## begin EXCERPTED TEXT

Unending search for elusive dark matter sets a new record

In our quest to understand the universe, one mysterious substance has consistently evaded direct detectors — dark matter.

Despite being practically invisible, it carries the weight of 85% of the universe’s mass, influencing the formation of galaxies and the universe’s overall structure.

But the veil of this elusive entity may be lifting, thanks to the relentless efforts of dedicated scientists and the world’s most sensitive dark matter detector.

Dark matter detector at LUX-ZEPLIN (LZ)

This mission is led by stellar personnel from the LUX-ZEPLIN (LZ) collaboration. Spearheading the project from a cavern deep beneath the earth’s surface at the Sanford Underground Research Facility in South Dakota is Professor Chamkaur Ghag from University College London (UCL).

He, along with over 250 scientists from around the globe, is on the hunt for weakly interacting massive particles, or WIMPs, a prime candidate for dark matter.

“These are new world-leading constraints by a sizable margin on dark matter and WIMPs,” explained Ghag.

He noted that the detector and analysis techniques are performing even better than the collaboration expected.

“If WIMPs had been within the region we searched, we’d have been able to robustly say something about them. We know we have the sensitivity and tools to see whether they’re there as we search lower energies and accrue the bulk of this experiment’s lifetime,” Ghag continued.

Digging deep for invisible treasure

The latest results from the LZ experiment are a watershed moment in our search for WIMPs. Using data collected over 280 days, the team scoured the darkest recesses of the universe, only to come back empty-handed.

There was no evidence of WIMPs above a mass of 9 gigaelectronvolts per square centimeter (GeV/c²). But don’t be mistaken, this isn’t bad news. The findings help researchers rule out a swath of potential WIMP models.

## end EXCERPTED TEXT

» **SET PROBLEM A**
In the records, rewrite the lines between the one holding "Segment this screenshot: for" and the one holding "background-blur — [960, 840, 1080, 1340]", inclusive, substituting "like-button" for "favorite-button" and changing nothing else. Omit the picture from your answer.
The text and the records have no connection to each other.

## begin DATA EXTRACT

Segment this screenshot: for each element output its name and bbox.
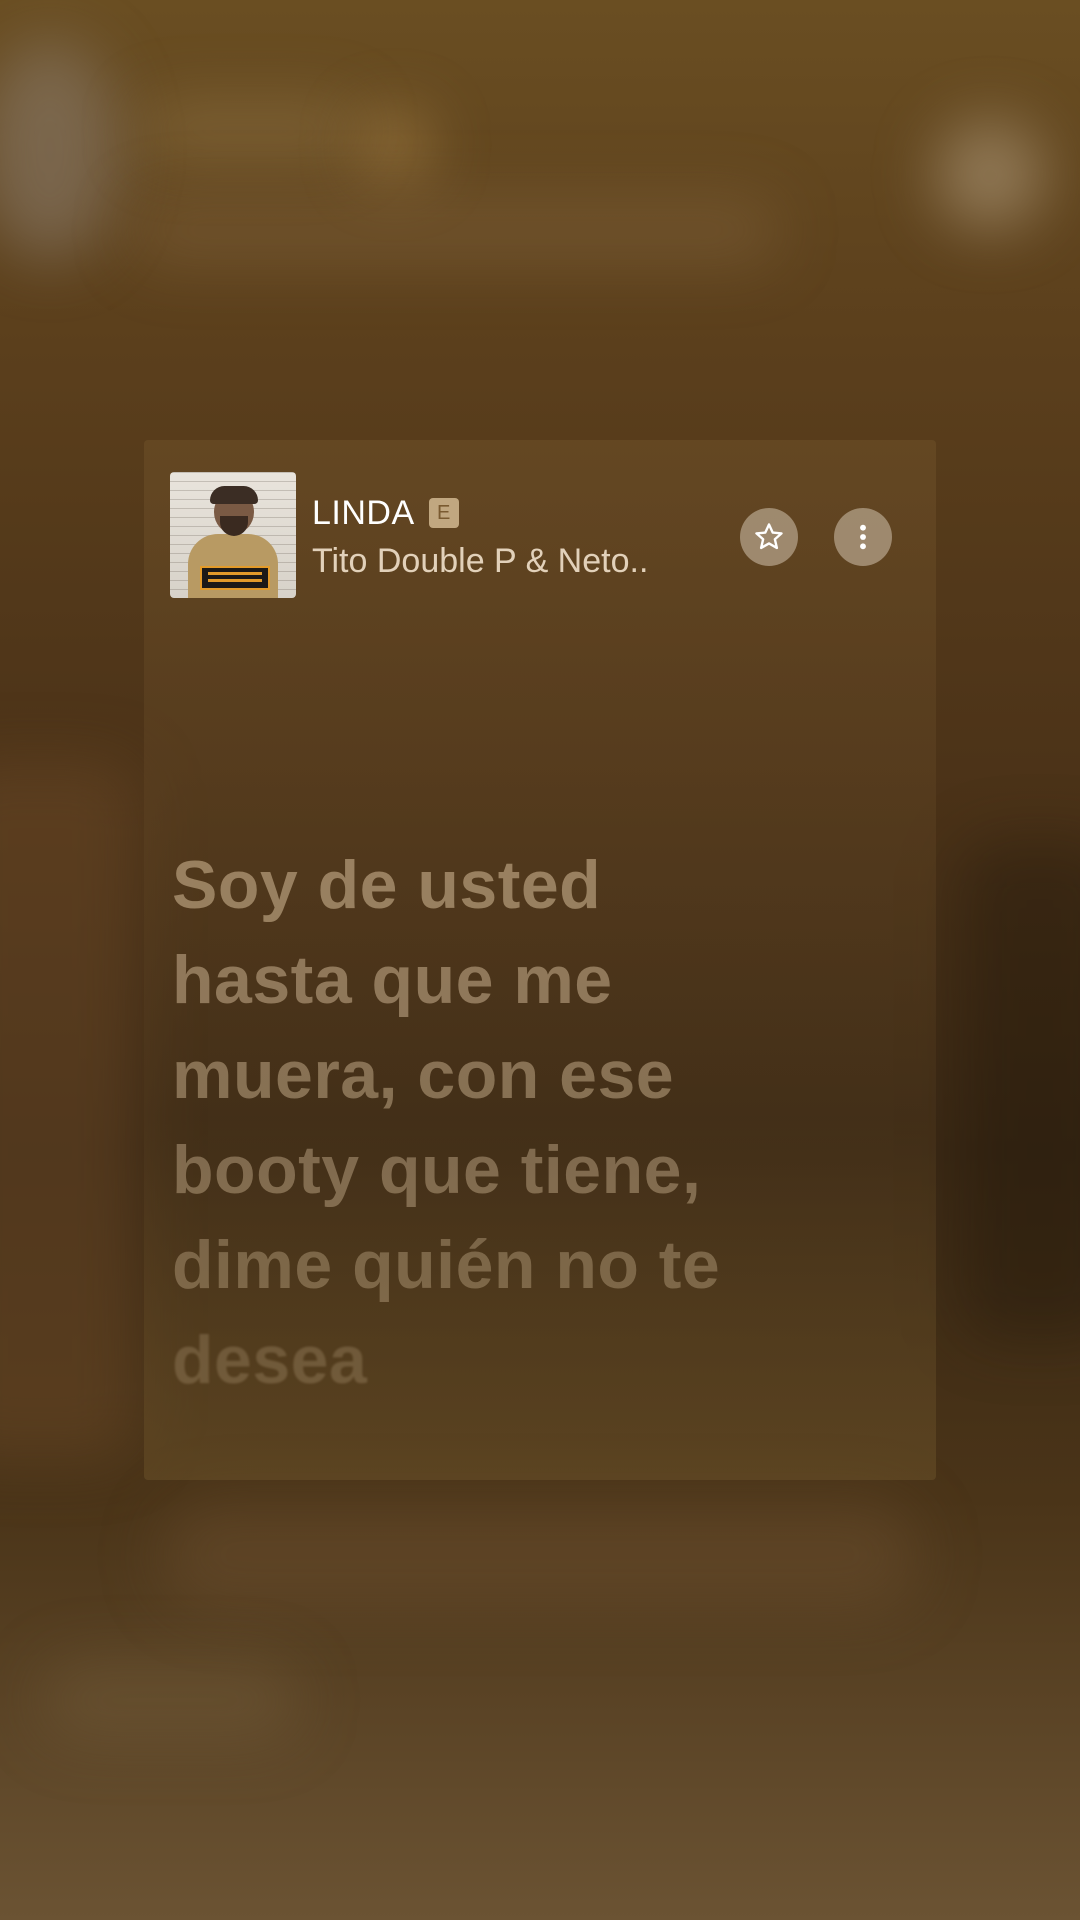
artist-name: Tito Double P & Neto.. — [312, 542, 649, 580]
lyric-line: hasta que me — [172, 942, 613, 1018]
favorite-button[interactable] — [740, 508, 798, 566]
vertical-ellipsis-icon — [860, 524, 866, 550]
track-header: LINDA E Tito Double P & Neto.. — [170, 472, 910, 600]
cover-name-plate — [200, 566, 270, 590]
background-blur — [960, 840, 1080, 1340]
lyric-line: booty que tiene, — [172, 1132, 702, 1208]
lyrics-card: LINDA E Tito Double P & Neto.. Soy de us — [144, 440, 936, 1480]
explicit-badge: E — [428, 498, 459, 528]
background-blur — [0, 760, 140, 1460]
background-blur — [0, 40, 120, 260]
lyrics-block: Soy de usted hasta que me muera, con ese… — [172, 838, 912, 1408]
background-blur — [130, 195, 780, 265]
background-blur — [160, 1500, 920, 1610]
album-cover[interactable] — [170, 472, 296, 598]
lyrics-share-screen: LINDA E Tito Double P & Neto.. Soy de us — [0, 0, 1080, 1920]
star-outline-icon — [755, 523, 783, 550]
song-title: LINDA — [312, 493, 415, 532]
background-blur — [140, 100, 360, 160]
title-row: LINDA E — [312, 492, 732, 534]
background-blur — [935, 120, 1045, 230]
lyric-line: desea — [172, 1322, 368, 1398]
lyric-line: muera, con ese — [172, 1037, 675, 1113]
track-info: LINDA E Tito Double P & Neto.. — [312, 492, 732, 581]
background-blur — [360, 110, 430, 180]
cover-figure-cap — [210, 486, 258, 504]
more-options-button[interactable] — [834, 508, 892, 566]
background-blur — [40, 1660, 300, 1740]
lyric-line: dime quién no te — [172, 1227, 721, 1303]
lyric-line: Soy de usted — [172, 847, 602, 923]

## end DATA EXTRACT
## begin DATA EXTRACT

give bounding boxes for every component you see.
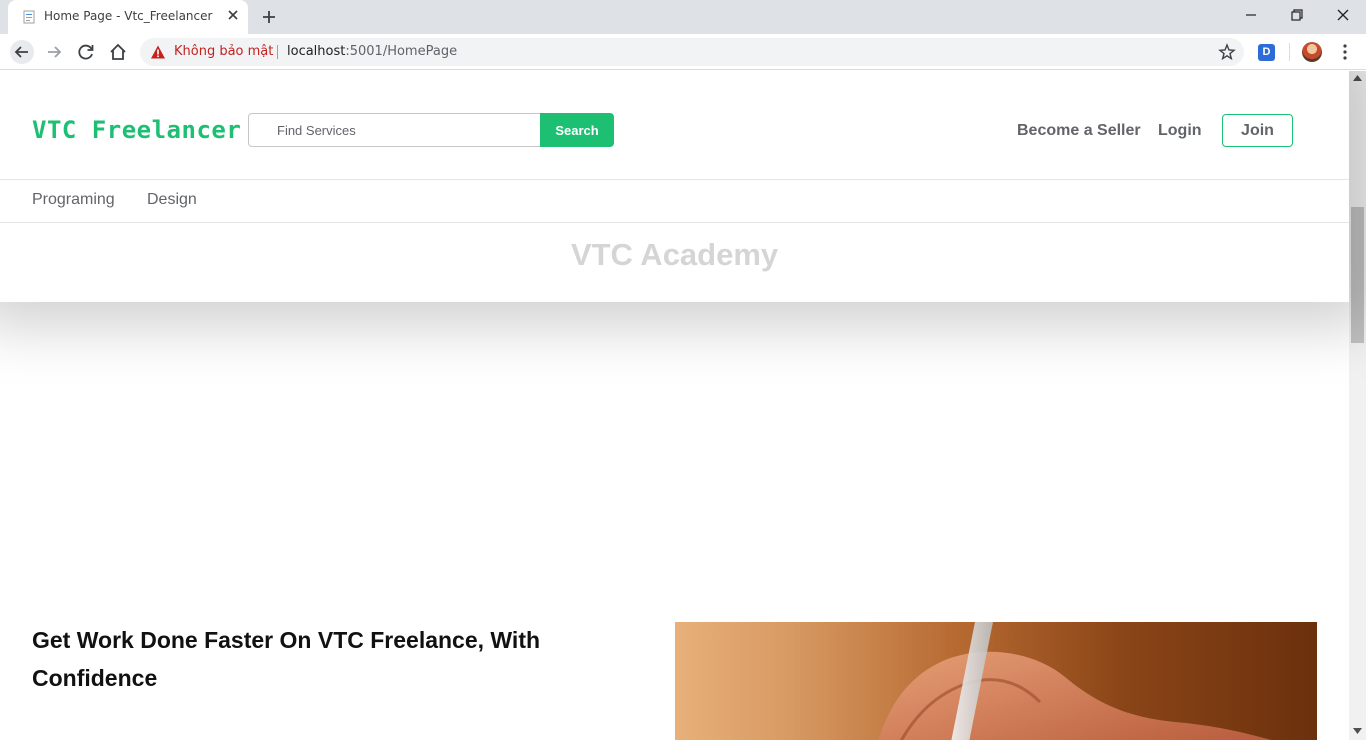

## end DATA EXTRACT
## begin DATA EXTRACT

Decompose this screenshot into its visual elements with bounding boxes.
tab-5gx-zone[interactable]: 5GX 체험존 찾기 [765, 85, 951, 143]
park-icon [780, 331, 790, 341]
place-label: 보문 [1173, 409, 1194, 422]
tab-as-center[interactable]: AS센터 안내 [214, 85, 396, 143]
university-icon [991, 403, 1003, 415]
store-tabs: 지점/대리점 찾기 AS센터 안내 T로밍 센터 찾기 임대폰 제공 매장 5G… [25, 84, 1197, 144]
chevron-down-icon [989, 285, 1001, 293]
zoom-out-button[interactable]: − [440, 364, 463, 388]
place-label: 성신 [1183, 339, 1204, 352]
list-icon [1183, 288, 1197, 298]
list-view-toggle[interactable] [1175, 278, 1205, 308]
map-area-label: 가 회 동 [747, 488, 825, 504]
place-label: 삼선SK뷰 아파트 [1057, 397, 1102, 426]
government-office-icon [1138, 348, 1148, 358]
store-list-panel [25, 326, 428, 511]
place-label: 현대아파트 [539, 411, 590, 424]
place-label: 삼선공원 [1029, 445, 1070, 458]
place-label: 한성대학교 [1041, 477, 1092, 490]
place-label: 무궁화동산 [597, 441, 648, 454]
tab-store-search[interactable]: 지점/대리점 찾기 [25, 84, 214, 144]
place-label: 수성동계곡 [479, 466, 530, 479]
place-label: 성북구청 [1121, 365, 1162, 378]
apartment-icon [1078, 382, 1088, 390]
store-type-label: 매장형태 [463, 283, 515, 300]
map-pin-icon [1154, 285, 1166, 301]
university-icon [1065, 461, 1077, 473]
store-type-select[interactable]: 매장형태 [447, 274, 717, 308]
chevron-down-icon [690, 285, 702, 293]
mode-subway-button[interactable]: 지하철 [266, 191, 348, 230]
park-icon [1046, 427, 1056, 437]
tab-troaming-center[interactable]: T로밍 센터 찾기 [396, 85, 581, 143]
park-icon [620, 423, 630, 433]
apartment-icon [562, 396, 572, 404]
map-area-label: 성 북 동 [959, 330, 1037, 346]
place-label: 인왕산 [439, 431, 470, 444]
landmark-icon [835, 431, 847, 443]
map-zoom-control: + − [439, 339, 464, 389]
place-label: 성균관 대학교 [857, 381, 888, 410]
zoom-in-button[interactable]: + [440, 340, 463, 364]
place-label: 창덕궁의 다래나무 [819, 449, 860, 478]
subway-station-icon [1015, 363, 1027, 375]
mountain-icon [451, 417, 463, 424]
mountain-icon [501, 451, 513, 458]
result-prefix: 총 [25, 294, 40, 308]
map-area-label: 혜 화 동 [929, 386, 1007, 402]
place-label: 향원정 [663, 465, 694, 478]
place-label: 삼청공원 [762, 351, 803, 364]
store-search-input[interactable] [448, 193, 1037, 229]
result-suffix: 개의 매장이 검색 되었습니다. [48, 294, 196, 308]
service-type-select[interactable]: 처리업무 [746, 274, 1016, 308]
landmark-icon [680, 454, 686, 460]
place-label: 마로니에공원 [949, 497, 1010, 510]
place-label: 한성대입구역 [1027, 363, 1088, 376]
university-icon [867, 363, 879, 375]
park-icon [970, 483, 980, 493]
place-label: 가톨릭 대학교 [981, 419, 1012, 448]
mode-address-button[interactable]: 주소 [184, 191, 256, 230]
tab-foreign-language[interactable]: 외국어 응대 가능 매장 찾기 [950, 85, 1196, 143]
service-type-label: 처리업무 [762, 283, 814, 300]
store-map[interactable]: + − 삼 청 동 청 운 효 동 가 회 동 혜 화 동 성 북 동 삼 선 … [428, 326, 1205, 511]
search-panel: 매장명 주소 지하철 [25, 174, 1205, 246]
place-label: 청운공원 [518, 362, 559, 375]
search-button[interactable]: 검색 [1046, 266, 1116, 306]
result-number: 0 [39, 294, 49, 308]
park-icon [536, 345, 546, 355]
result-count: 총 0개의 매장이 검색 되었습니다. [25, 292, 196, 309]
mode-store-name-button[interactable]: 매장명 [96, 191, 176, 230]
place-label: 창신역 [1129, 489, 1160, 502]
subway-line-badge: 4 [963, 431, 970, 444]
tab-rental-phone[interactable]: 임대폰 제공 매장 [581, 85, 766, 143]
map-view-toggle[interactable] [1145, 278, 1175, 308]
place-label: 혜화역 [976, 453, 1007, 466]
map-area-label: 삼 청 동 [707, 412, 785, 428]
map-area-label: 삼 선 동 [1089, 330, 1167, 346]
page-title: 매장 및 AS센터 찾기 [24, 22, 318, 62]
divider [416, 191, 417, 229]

## end DATA EXTRACT

» **SET PROBLEM B**
Answer these questions about the dark matter article:
(i) What share of the universe's mass does dark matter account for?
(ii) At which facility, and in which state, is the LZ detector located?
(iii) Over how many days was the data behind the latest LZ results collected?

» **TASK RESPONSE A**
Segment this screenshot: for each element output its name and bbox.
artist-name: Tito Double P & Neto.. — [312, 542, 649, 580]
lyric-line: hasta que me — [172, 942, 613, 1018]
like-button[interactable] — [740, 508, 798, 566]
vertical-ellipsis-icon — [860, 524, 866, 550]
track-header: LINDA E Tito Double P & Neto.. — [170, 472, 910, 600]
cover-name-plate — [200, 566, 270, 590]
background-blur — [960, 840, 1080, 1340]

» **TASK RESPONSE B**
(i) 85%
(ii) The Sanford Underground Research Facility in South Dakota
(iii) 280 days